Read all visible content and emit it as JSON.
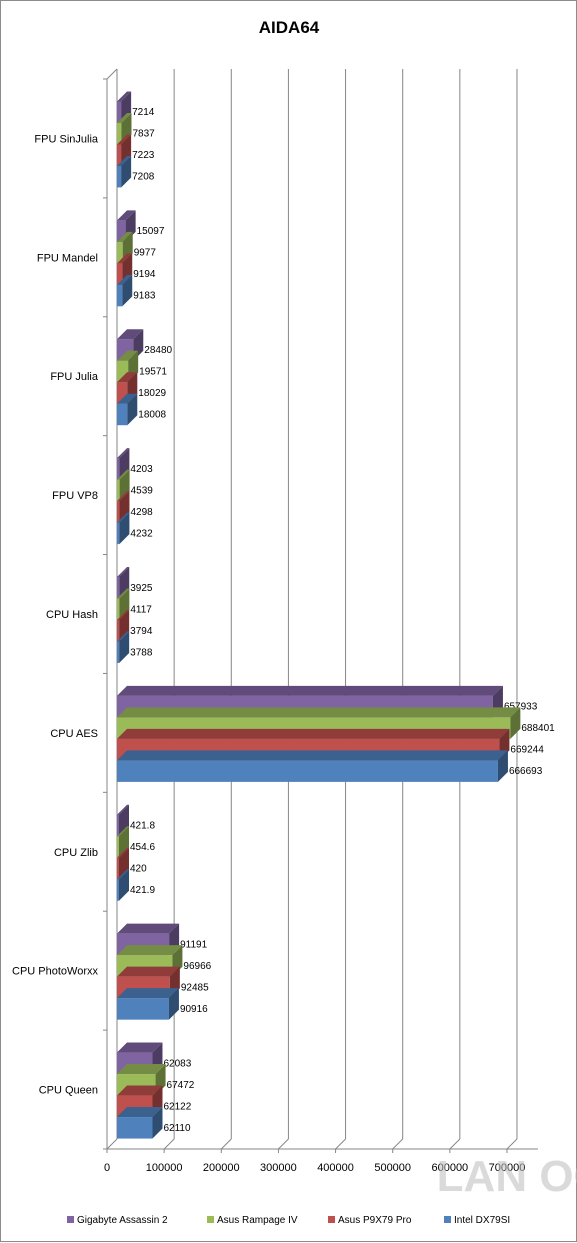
{
  "chart_data": {
    "type": "bar",
    "orientation": "horizontal",
    "three_d": true,
    "title": "AIDA64",
    "categories": [
      "FPU SinJulia",
      "FPU Mandel",
      "FPU Julia",
      "FPU VP8",
      "CPU Hash",
      "CPU AES",
      "CPU Zlib",
      "CPU PhotoWorxx",
      "CPU Queen"
    ],
    "series": [
      {
        "name": "Gigabyte Assassin 2",
        "color": "#8064a2",
        "values": [
          7214,
          15097,
          28480,
          4203,
          3925,
          657933,
          421.8,
          91191,
          62083
        ],
        "labels": [
          "7214",
          "15097",
          "28480",
          "4203",
          "3925",
          "657933",
          "421.8",
          "91191",
          "62083"
        ]
      },
      {
        "name": "Asus Rampage IV",
        "color": "#9bbb59",
        "values": [
          7837,
          9977,
          19571,
          4539,
          4117,
          688401,
          454.6,
          96966,
          67472
        ],
        "labels": [
          "7837",
          "9977",
          "19571",
          "4539",
          "4117",
          "688401",
          "454.6",
          "96966",
          "67472"
        ]
      },
      {
        "name": "Asus P9X79 Pro",
        "color": "#c0504d",
        "values": [
          7223,
          9194,
          18029,
          4298,
          3794,
          669244,
          420,
          92485,
          62122
        ],
        "labels": [
          "7223",
          "9194",
          "18029",
          "4298",
          "3794",
          "669244",
          "420",
          "92485",
          "62122"
        ]
      },
      {
        "name": "Intel DX79SI",
        "color": "#4f81bd",
        "values": [
          7208,
          9183,
          18008,
          4232,
          3788,
          666693,
          421.9,
          90916,
          62110
        ],
        "labels": [
          "7208",
          "9183",
          "18008",
          "4232",
          "3788",
          "666693",
          "421.9",
          "90916",
          "62110"
        ]
      }
    ],
    "xlim": [
      0,
      700000
    ],
    "xticks": [
      "0",
      "100000",
      "200000",
      "300000",
      "400000",
      "500000",
      "600000",
      "700000"
    ],
    "grid": true,
    "legend_position": "bottom"
  },
  "watermark": {
    "text": "LAN OC",
    "color": "#bdbdbd"
  }
}
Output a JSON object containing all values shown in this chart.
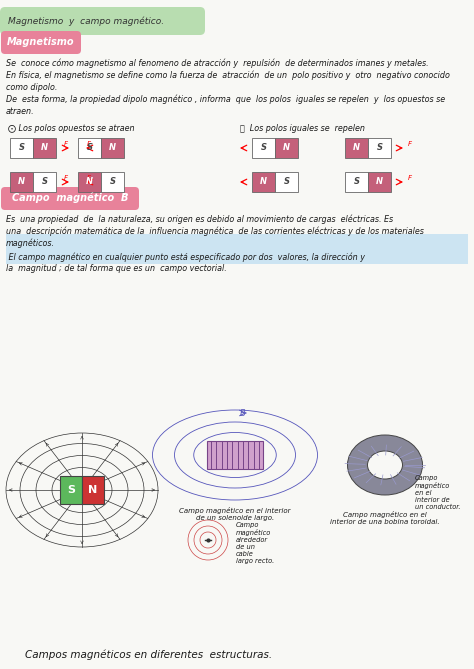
{
  "bg_color": "#f8f8f5",
  "title_box_color": "#b8ddb0",
  "subtitle_box_color": "#e8829a",
  "highlight_color": "#a8d4f0",
  "magnet_pink": "#c4607a",
  "magnet_white": "#ffffff",
  "text_color": "#1a1a1a",
  "title": "Magnetismo  y  campo magnético.",
  "subtitle1": "Magnetismo",
  "para1": "Se  conoce cómo magnetismo al fenomeno de atracción y  repulsión  de determinados imanes y metales.",
  "para2": "En física, el magnetismo se define como la fuerza de  atracción  de un  polo positivo y  otro  negativo conocido",
  "para2b": "como dipolo.",
  "para3": "De  esta forma, la propiedad dipolo magnético , informa  que  los polos  iguales se repelen  y  los opuestos se",
  "para3b": "atraen.",
  "label_a": "⨀ Los polos opuestos se atraen",
  "label_b": "Ⓑ  Los polos iguales se  repelen",
  "subtitle2": "Campo  magnético  B⃗",
  "para4": "Es  una propiedad  de  la naturaleza, su origen es debido al movimiento de cargas  eléctricas. Es",
  "para5": "una  descripción matemática de la  influencia magnética  de las corrientes eléctricas y de los materiales",
  "para6_normal": "magnéticos.",
  "para6_hl": " El campo magnético en cualquier punto está especificado por dos  valores, la dirección y",
  "para7_hl": "la  magnitud ; de tal forma que es un  campo vectorial.",
  "bottom_label": "Campos magnéticos en diferentes  estructuras.",
  "caption1": "Campo magnético en el interior\nde un solenoide largo.",
  "caption2": "Campo\nmagnético\nalrededor\nde un\ncable\nlargo recto.",
  "caption3": "Campo magnético en el\ninterior de una bobina toroidal.",
  "caption4": "Campo\nmagnético\nen el\ninterior de\nun conductor."
}
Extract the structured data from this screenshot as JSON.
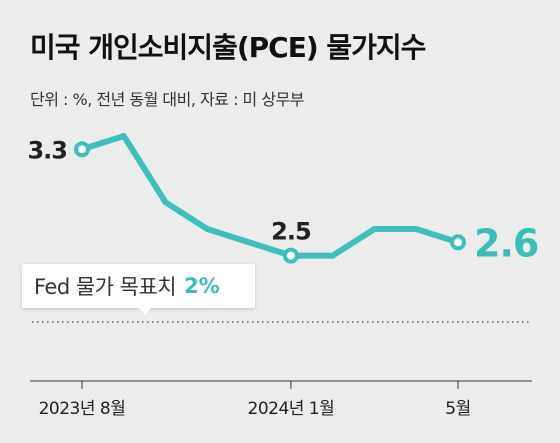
{
  "title": "미국 개인소비지출(PCE) 물가지수",
  "subtitle": "단위 : %, 전년 동월 대비, 자료 : 미 상무부",
  "colors": {
    "line": "#3dbfba",
    "accent": "#3bbdb8",
    "background": "#ececec"
  },
  "callout": {
    "label": "Fed 물가 목표치",
    "value": "2%"
  },
  "chart_data": {
    "type": "line",
    "x": [
      "2023-08",
      "2023-09",
      "2023-10",
      "2023-11",
      "2023-12",
      "2024-01",
      "2024-02",
      "2024-03",
      "2024-04",
      "2024-05"
    ],
    "series": [
      {
        "values": [
          3.3,
          3.4,
          2.9,
          2.7,
          2.6,
          2.5,
          2.5,
          2.7,
          2.7,
          2.6
        ]
      }
    ],
    "point_labels": [
      {
        "index": 0,
        "text": "3.3"
      },
      {
        "index": 5,
        "text": "2.5"
      },
      {
        "index": 9,
        "text": "2.6"
      }
    ],
    "x_tick_labels": [
      {
        "index": 0,
        "text": "2023년 8월"
      },
      {
        "index": 5,
        "text": "2024년 1월"
      },
      {
        "index": 9,
        "text": "5월"
      }
    ],
    "reference_line": {
      "value": 2.0
    },
    "ylim": [
      2.0,
      3.4
    ]
  }
}
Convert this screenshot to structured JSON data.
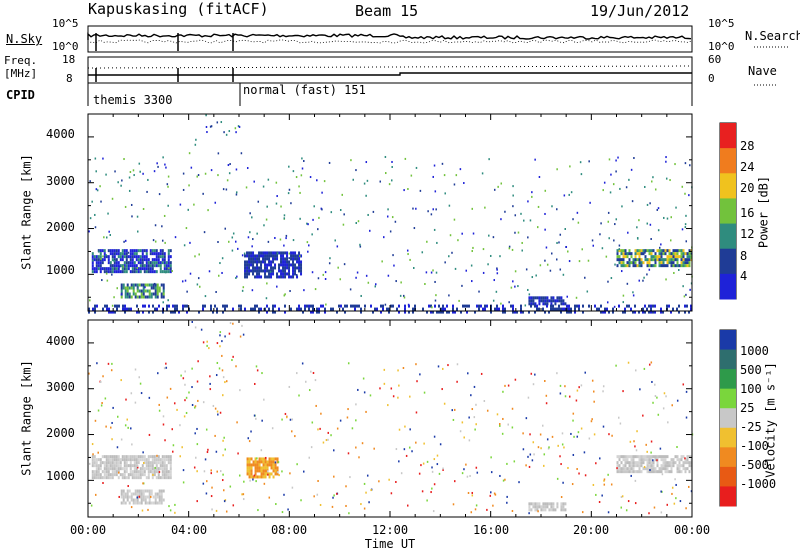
{
  "header": {
    "station": "Kapuskasing (fitACF)",
    "beam": "Beam 15",
    "date": "19/Jun/2012"
  },
  "noise_panel": {
    "left_label": "N.Sky",
    "left_ticks": [
      "10^5",
      "10^0"
    ],
    "right_ticks": [
      "10^5",
      "10^0"
    ],
    "right_label": "N.Search"
  },
  "freq_panel": {
    "left_label_1": "Freq.",
    "left_label_2": "[MHz]",
    "left_ticks": [
      "18",
      "8"
    ],
    "right_ticks": [
      "60",
      "0"
    ],
    "right_label": "Nave"
  },
  "cpid_panel": {
    "label": "CPID",
    "segments": [
      {
        "name": "themis 3300",
        "start_hour": 0
      },
      {
        "name": "normal (fast) 151",
        "start_hour": 6
      }
    ]
  },
  "chart_data": [
    {
      "type": "heatmap",
      "quantity": "power",
      "xlabel": "",
      "ylabel": "Slant Range [km]",
      "xlim_hours": [
        0,
        24
      ],
      "ylim": [
        200,
        4500
      ],
      "yticks": [
        "1000",
        "2000",
        "3000",
        "4000"
      ],
      "colorbar": {
        "label": "Power [dB]",
        "ticks": [
          "4",
          "8",
          "12",
          "16",
          "20",
          "24",
          "28"
        ],
        "colors": [
          "#1e22d8",
          "#1f3c96",
          "#2f8c7e",
          "#72c23c",
          "#f0c21e",
          "#f07c1e",
          "#e82020"
        ]
      },
      "regions": [
        {
          "t": [
            0.15,
            3.3
          ],
          "range": [
            1050,
            1550
          ],
          "level": "blue-green"
        },
        {
          "t": [
            1.3,
            3.0
          ],
          "range": [
            480,
            800
          ],
          "level": "green"
        },
        {
          "t": [
            6.2,
            8.5
          ],
          "range": [
            950,
            1500
          ],
          "level": "blue"
        },
        {
          "t": [
            21.0,
            24.0
          ],
          "range": [
            1200,
            1550
          ],
          "level": "green-yellow"
        },
        {
          "t": [
            17.5,
            19.0
          ],
          "range": [
            380,
            520
          ],
          "level": "blue"
        },
        {
          "t": [
            0.0,
            24.0
          ],
          "range": [
            200,
            340
          ],
          "level": "blue"
        }
      ]
    },
    {
      "type": "heatmap",
      "quantity": "velocity",
      "xlabel": "Time UT",
      "ylabel": "Slant Range [km]",
      "xlim_hours": [
        0,
        24
      ],
      "ylim": [
        200,
        4500
      ],
      "xticks": [
        "00:00",
        "04:00",
        "08:00",
        "12:00",
        "16:00",
        "20:00",
        "00:00"
      ],
      "yticks": [
        "1000",
        "2000",
        "3000",
        "4000"
      ],
      "colorbar": {
        "label": "Velocity [m s⁻¹]",
        "ticks": [
          "1000",
          "500",
          "100",
          "25",
          "-25",
          "-100",
          "-500",
          "-1000"
        ],
        "colors": [
          "#1a3aa8",
          "#2e6e6e",
          "#2e9a4a",
          "#7ad63c",
          "#c8c8c8",
          "#f0c030",
          "#f08a20",
          "#e85a14",
          "#e81e1e"
        ]
      },
      "regions": [
        {
          "t": [
            0.15,
            3.3
          ],
          "range": [
            1050,
            1550
          ],
          "level": "gray"
        },
        {
          "t": [
            1.3,
            3.0
          ],
          "range": [
            480,
            800
          ],
          "level": "gray"
        },
        {
          "t": [
            6.3,
            7.5
          ],
          "range": [
            1050,
            1500
          ],
          "level": "orange"
        },
        {
          "t": [
            21.0,
            24.0
          ],
          "range": [
            1200,
            1550
          ],
          "level": "gray"
        },
        {
          "t": [
            17.5,
            19.0
          ],
          "range": [
            380,
            520
          ],
          "level": "gray"
        }
      ]
    }
  ]
}
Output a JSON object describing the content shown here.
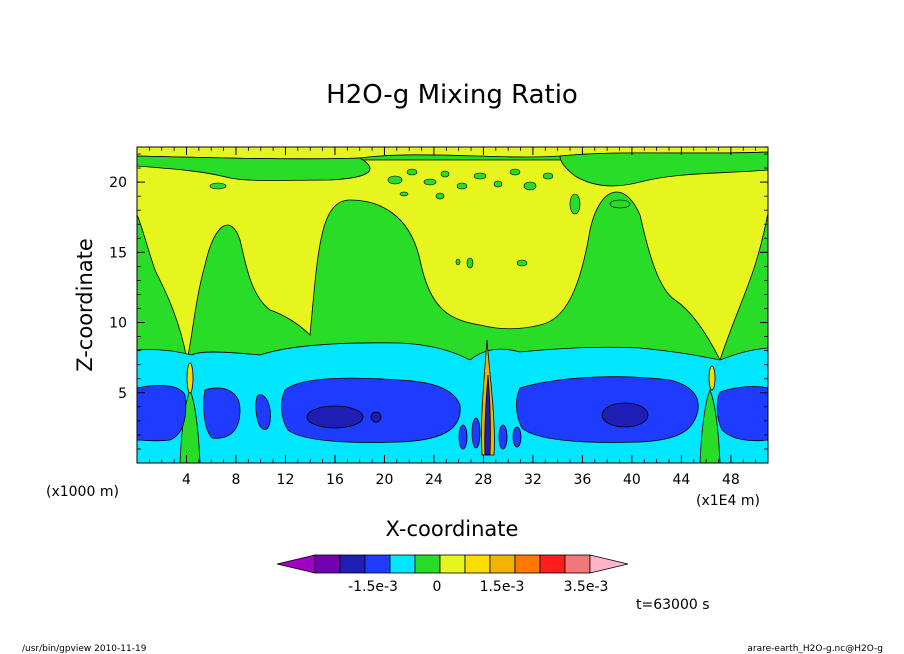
{
  "chart_data": {
    "type": "heatmap",
    "title": "H2O-g Mixing Ratio",
    "xlabel": "X-coordinate",
    "ylabel": "Z-coordinate",
    "x_units_left": "(x1000 m)",
    "x_units_right": "(x1E4 m)",
    "x_ticks": [
      "4",
      "8",
      "12",
      "16",
      "20",
      "24",
      "28",
      "32",
      "36",
      "40",
      "44",
      "48"
    ],
    "x_tick_values": [
      4,
      8,
      12,
      16,
      20,
      24,
      28,
      32,
      36,
      40,
      44,
      48
    ],
    "y_ticks": [
      "5",
      "10",
      "15",
      "20"
    ],
    "y_tick_values": [
      5,
      10,
      15,
      20
    ],
    "xlim": [
      0,
      51
    ],
    "ylim": [
      0,
      22.5
    ],
    "colorbar": {
      "colors": [
        "#a000c8",
        "#7000b0",
        "#1e1eb4",
        "#1e3cff",
        "#00e6ff",
        "#28dc28",
        "#e6f51e",
        "#fadc00",
        "#f0b400",
        "#ff7800",
        "#ff1e1e",
        "#f07878",
        "#ffb4c8"
      ],
      "labels": [
        "-1.5e-3",
        "0",
        "1.5e-3",
        "3.5e-3"
      ]
    },
    "annotation": "t=63000 s"
  },
  "footer": {
    "left": "/usr/bin/gpview   2010-11-19",
    "right": "arare-earth_H2O-g.nc@H2O-g"
  }
}
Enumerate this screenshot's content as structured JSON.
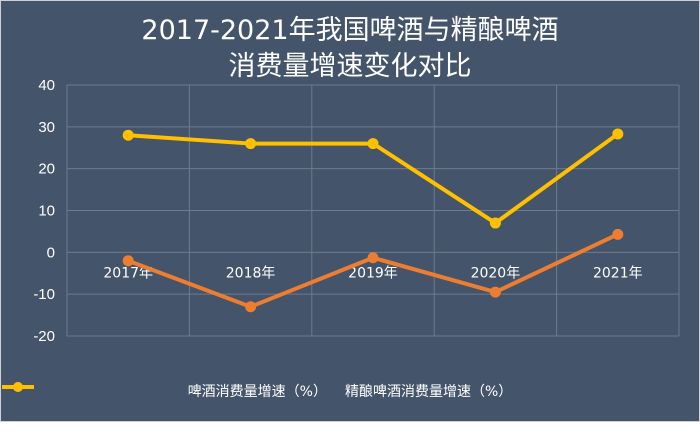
{
  "chart_data": {
    "type": "line",
    "title_line1": "2017-2021年我国啤酒与精酿啤酒",
    "title_line2": "消费量增速变化对比",
    "categories": [
      "2017年",
      "2018年",
      "2019年",
      "2020年",
      "2021年"
    ],
    "ylim": [
      -20,
      40
    ],
    "yticks": [
      "40",
      "30",
      "20",
      "10",
      "0",
      "-10",
      "-20"
    ],
    "grid": true,
    "legend_position": "bottom",
    "series": [
      {
        "name": "啤酒消费量增速（%）",
        "color": "#ed7d31",
        "values": [
          -2,
          -13,
          -1.3,
          -9.5,
          4.3
        ]
      },
      {
        "name": "精酿啤酒消费量增速（%）",
        "color": "#ffc000",
        "values": [
          28,
          26,
          26,
          7,
          28.3
        ]
      }
    ],
    "background": "#44546a",
    "gridline_color": "#6d7b8d"
  }
}
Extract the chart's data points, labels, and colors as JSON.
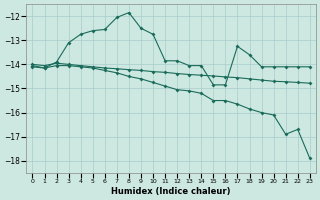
{
  "xlabel": "Humidex (Indice chaleur)",
  "ylabel": "",
  "bg_color": "#cce8e0",
  "grid_color": "#aacccc",
  "line_color": "#1a6b5a",
  "xlim": [
    -0.5,
    23.5
  ],
  "ylim": [
    -18.5,
    -11.5
  ],
  "yticks": [
    -18,
    -17,
    -16,
    -15,
    -14,
    -13,
    -12
  ],
  "xticks": [
    0,
    1,
    2,
    3,
    4,
    5,
    6,
    7,
    8,
    9,
    10,
    11,
    12,
    13,
    14,
    15,
    16,
    17,
    18,
    19,
    20,
    21,
    22,
    23
  ],
  "line1_x": [
    0,
    1,
    2,
    3,
    4,
    5,
    6,
    7,
    8,
    9,
    10,
    11,
    12,
    13,
    14,
    15,
    16,
    17,
    18,
    19,
    20,
    21,
    22,
    23
  ],
  "line1_y": [
    -14.1,
    -14.15,
    -13.9,
    -13.1,
    -12.75,
    -12.6,
    -12.55,
    -12.05,
    -11.85,
    -12.5,
    -12.75,
    -13.85,
    -13.85,
    -14.05,
    -14.05,
    -14.85,
    -14.85,
    -13.25,
    -13.6,
    -14.1,
    -14.1,
    -14.1,
    -14.1,
    -14.1
  ],
  "line2_x": [
    0,
    1,
    2,
    3,
    4,
    5,
    6,
    7,
    8,
    9,
    10,
    11,
    12,
    13,
    14,
    15,
    16,
    17,
    18,
    19,
    20,
    21,
    22,
    23
  ],
  "line2_y": [
    -14.0,
    -14.05,
    -13.95,
    -14.0,
    -14.05,
    -14.1,
    -14.15,
    -14.18,
    -14.22,
    -14.25,
    -14.3,
    -14.33,
    -14.38,
    -14.42,
    -14.45,
    -14.48,
    -14.52,
    -14.55,
    -14.6,
    -14.65,
    -14.7,
    -14.72,
    -14.75,
    -14.78
  ],
  "line3_x": [
    0,
    1,
    2,
    3,
    4,
    5,
    6,
    7,
    8,
    9,
    10,
    11,
    12,
    13,
    14,
    15,
    16,
    17,
    18,
    19,
    20,
    21,
    22,
    23
  ],
  "line3_y": [
    -14.05,
    -14.15,
    -14.05,
    -14.05,
    -14.1,
    -14.15,
    -14.25,
    -14.35,
    -14.5,
    -14.6,
    -14.75,
    -14.9,
    -15.05,
    -15.1,
    -15.2,
    -15.5,
    -15.5,
    -15.65,
    -15.85,
    -16.0,
    -16.1,
    -16.9,
    -16.7,
    -17.9
  ]
}
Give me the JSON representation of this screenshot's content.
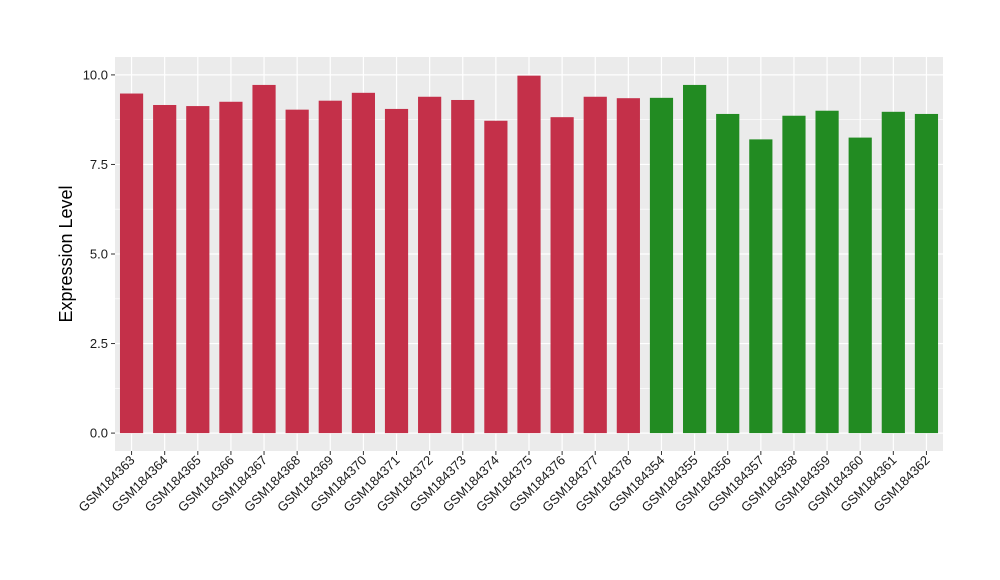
....
> [Written problem]
List all lines from the entries that include the word "Output".

> [Reply to the task]
Output a JSON object containing all values shown in this chart.
Output a JSON object describing the content shown here.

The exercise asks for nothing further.